_THE PROBLEM_:
Count how many lines have the word "house" in them. Reply with that number by itself.

* Start DATASET RECORDS *

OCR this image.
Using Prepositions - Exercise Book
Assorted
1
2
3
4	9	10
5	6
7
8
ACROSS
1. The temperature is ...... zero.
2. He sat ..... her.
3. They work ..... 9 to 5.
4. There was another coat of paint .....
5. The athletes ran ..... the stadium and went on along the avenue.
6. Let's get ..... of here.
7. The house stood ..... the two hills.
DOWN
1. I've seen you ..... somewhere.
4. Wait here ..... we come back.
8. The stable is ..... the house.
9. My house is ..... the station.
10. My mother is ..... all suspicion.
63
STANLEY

* End DATASET RECORDS *

_OUTPUT OF THE EXERCISE_:
3